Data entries
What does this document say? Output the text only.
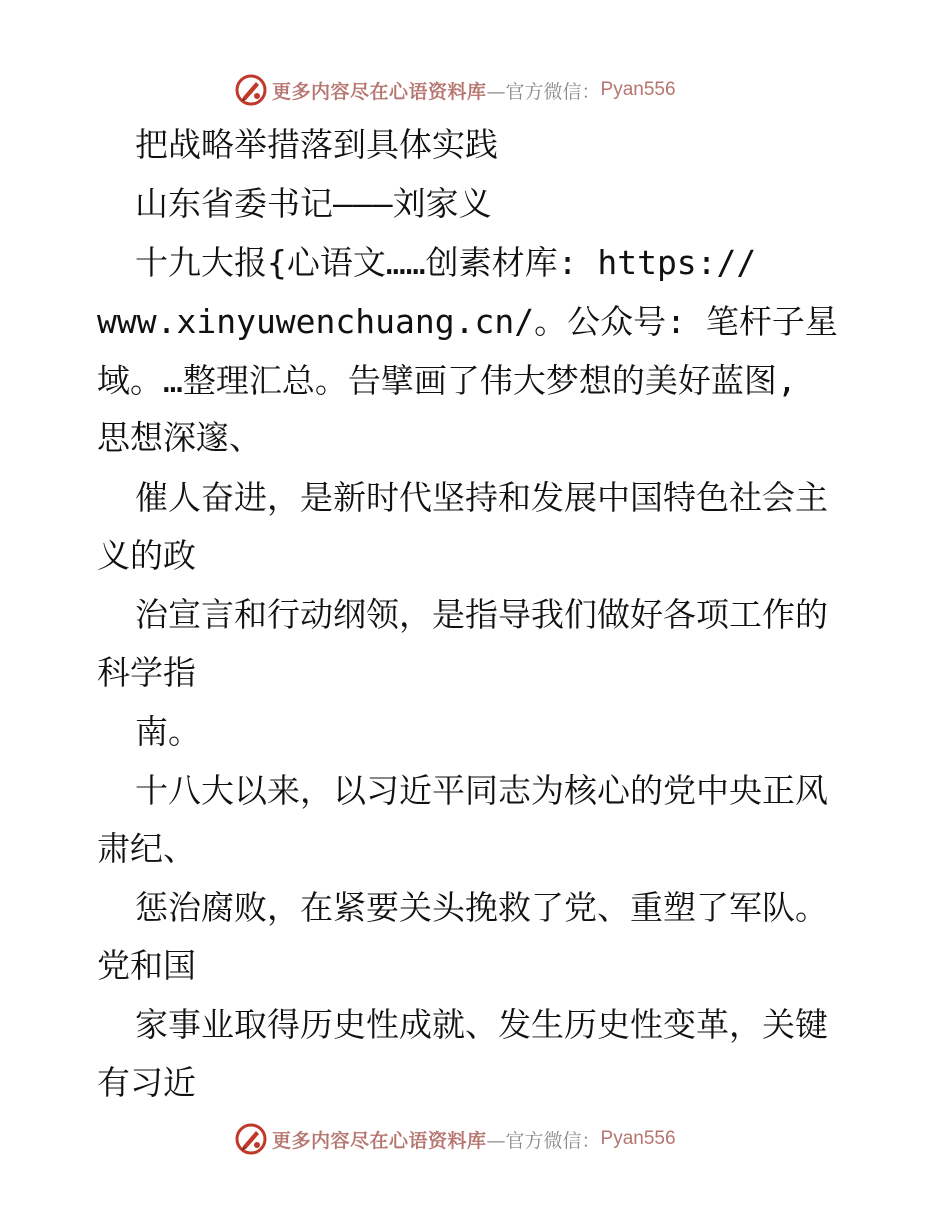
更多内容尽在心语资料库 —官方微信： Pyan556
把战略举措落到具体实践
山东省委书记———刘家义
十九大报{心语文……创素材库: https://
www.xinyuwenchuang.cn/。公众号: 笔杆子星
域。…整理汇总。告擘画了伟大梦想的美好蓝图,
思想深邃、
催人奋进，是新时代坚持和发展中国特色社会主
义的政
治宣言和行动纲领，是指导我们做好各项工作的
科学指
南。
十八大以来，以习近平同志为核心的党中央正风
肃纪、
惩治腐败，在紧要关头挽救了党、重塑了军队。
党和国
家事业取得历史性成就、发生历史性变革，关键
有习近
更多内容尽在心语资料库 —官方微信： Pyan556
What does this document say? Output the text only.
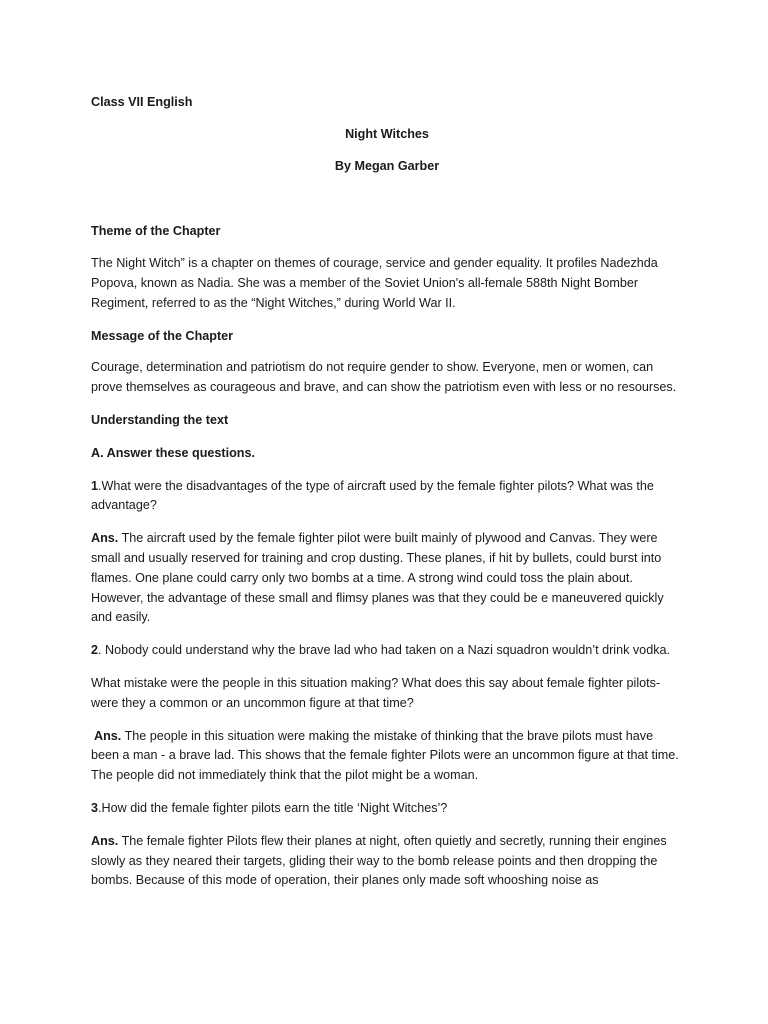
Class VII English

Night Witches

By Megan Garber

Theme of the Chapter

The Night Witch” is a chapter on themes of courage, service and gender equality. It profiles Nadezhda Popova, known as Nadia. She was a member of the Soviet Union's all-female 588th Night Bomber Regiment, referred to as the “Night Witches,” during World War II.

Message of the Chapter

Courage, determination and patriotism do not require gender to show. Everyone, men or women, can prove themselves as courageous and brave, and can show the patriotism even with less or no resourses.

Understanding the text

A. Answer these questions.

1.What were the disadvantages of the type of aircraft used by the female fighter pilots? What was the advantage?

Ans. The aircraft used by the female fighter pilot were built mainly of plywood and Canvas. They were small and usually reserved for training and crop dusting. These planes, if hit by bullets, could burst into flames. One plane could carry only two bombs at a time. A strong wind could toss the plain about. However, the advantage of these small and flimsy planes was that they could be e maneuvered quickly and easily.

2. Nobody could understand why the brave lad who had taken on a Nazi squadron wouldn’t drink vodka.

What mistake were the people in this situation making? What does this say about female fighter pilots-were they a common or an uncommon figure at that time?

Ans. The people in this situation were making the mistake of thinking that the brave pilots must have been a man - a brave lad. This shows that the female fighter Pilots were an uncommon figure at that time. The people did not immediately think that the pilot might be a woman.

3.How did the female fighter pilots earn the title ‘Night Witches’?

Ans. The female fighter Pilots flew their planes at night, often quietly and secretly, running their engines slowly as they neared their targets, gliding their way to the bomb release points and then dropping the bombs. Because of this mode of operation, their planes only made soft whooshing noise as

**SET PROBLEM**. Repeat the data exactly, without the pictures.

**RESULT**.
What does this document say? Output the text only.
更多内容尽在心语资料库 —官方微信： Pyan556
把战略举措落到具体实践
山东省委书记———刘家义
十九大报{心语文……创素材库: https://
www.xinyuwenchuang.cn/。公众号: 笔杆子星
域。…整理汇总。告擘画了伟大梦想的美好蓝图,
思想深邃、
催人奋进，是新时代坚持和发展中国特色社会主
义的政
治宣言和行动纲领，是指导我们做好各项工作的
科学指
南。
十八大以来，以习近平同志为核心的党中央正风
肃纪、
惩治腐败，在紧要关头挽救了党、重塑了军队。
党和国
家事业取得历史性成就、发生历史性变革，关键
有习近
更多内容尽在心语资料库 —官方微信： Pyan556
What does this document say? Output the text only.
Class VII English

Night Witches

By Megan Garber

Theme of the Chapter

The Night Witch” is a chapter on themes of courage, service and gender equality. It profiles Nadezhda Popova, known as Nadia. She was a member of the Soviet Union's all-female 588th Night Bomber Regiment, referred to as the “Night Witches,” during World War II.

Message of the Chapter

Courage, determination and patriotism do not require gender to show. Everyone, men or women, can prove themselves as courageous and brave, and can show the patriotism even with less or no resourses.

Understanding the text

A. Answer these questions.

1.What were the disadvantages of the type of aircraft used by the female fighter pilots? What was the advantage?

Ans. The aircraft used by the female fighter pilot were built mainly of plywood and Canvas. They were small and usually reserved for training and crop dusting. These planes, if hit by bullets, could burst into flames. One plane could carry only two bombs at a time. A strong wind could toss the plain about. However, the advantage of these small and flimsy planes was that they could be e maneuvered quickly and easily.

2. Nobody could understand why the brave lad who had taken on a Nazi squadron wouldn’t drink vodka.

What mistake were the people in this situation making? What does this say about female fighter pilots-were they a common or an uncommon figure at that time?

Ans. The people in this situation were making the mistake of thinking that the brave pilots must have been a man - a brave lad. This shows that the female fighter Pilots were an uncommon figure at that time. The people did not immediately think that the pilot might be a woman.

3.How did the female fighter pilots earn the title ‘Night Witches’?

Ans. The female fighter Pilots flew their planes at night, often quietly and secretly, running their engines slowly as they neared their targets, gliding their way to the bomb release points and then dropping the bombs. Because of this mode of operation, their planes only made soft whooshing noise as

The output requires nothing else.